→ **STATED PROBLEM**:
Copy each line of the material below that includes the string "propia".

→ **WORKING DATA**:
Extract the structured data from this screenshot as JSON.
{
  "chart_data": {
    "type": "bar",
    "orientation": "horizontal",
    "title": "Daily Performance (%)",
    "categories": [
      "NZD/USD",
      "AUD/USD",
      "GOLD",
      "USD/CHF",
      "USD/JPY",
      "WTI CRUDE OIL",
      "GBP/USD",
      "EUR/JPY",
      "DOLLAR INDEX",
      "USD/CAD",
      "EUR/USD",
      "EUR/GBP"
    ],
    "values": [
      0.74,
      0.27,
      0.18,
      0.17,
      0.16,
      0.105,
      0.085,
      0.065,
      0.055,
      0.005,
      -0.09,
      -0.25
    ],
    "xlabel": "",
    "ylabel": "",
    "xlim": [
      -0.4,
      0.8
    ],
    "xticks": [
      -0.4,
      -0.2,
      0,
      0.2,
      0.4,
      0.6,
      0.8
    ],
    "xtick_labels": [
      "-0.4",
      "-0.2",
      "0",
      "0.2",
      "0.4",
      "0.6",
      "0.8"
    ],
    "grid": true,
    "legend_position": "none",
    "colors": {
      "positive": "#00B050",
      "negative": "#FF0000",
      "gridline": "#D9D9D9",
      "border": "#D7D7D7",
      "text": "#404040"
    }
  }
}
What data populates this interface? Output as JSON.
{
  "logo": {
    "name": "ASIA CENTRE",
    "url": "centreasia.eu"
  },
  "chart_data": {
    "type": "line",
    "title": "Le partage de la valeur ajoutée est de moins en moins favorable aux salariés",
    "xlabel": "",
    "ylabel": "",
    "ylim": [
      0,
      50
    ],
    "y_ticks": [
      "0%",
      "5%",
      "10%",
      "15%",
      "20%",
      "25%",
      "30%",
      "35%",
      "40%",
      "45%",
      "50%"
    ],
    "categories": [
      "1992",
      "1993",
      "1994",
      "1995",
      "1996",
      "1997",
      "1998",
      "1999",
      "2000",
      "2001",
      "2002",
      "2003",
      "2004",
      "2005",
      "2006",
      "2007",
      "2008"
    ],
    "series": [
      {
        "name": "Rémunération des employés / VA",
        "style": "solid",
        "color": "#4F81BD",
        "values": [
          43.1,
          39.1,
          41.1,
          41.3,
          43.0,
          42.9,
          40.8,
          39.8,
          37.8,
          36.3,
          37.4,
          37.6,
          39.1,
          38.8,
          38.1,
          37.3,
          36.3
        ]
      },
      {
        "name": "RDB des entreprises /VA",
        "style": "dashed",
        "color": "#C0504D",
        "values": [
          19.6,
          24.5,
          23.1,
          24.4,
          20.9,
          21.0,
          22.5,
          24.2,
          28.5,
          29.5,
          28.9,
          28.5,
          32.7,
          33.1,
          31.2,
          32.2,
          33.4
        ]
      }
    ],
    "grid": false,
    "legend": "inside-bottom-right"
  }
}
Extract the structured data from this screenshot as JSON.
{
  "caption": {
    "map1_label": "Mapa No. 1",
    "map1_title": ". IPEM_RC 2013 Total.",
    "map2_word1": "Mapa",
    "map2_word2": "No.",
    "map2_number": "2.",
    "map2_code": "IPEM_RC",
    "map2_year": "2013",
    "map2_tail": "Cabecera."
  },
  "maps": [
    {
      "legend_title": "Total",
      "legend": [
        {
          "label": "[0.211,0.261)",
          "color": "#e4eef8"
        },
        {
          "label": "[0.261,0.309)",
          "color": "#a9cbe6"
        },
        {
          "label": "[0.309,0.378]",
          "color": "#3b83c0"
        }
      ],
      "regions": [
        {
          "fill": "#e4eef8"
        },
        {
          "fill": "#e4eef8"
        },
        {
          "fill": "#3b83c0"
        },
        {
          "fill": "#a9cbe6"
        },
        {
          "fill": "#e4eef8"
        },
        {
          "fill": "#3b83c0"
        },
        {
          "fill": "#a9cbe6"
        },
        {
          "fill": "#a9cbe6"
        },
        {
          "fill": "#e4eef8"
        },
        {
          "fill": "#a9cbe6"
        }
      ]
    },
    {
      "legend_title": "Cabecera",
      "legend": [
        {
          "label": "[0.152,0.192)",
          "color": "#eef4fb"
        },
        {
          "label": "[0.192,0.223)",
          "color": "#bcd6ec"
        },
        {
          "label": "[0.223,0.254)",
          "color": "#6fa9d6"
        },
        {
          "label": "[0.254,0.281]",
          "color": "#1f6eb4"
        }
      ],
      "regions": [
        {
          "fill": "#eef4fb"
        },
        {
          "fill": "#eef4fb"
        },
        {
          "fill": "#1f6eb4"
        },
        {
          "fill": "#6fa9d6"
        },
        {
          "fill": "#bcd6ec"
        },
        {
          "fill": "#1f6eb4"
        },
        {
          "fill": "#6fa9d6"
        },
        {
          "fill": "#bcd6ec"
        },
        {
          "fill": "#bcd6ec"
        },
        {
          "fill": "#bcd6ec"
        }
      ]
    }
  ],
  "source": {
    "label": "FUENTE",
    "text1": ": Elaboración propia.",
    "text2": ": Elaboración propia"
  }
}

→ **RESULT**:
    "text1": ": Elaboración propia.",
    "text2": ": Elaboración propia"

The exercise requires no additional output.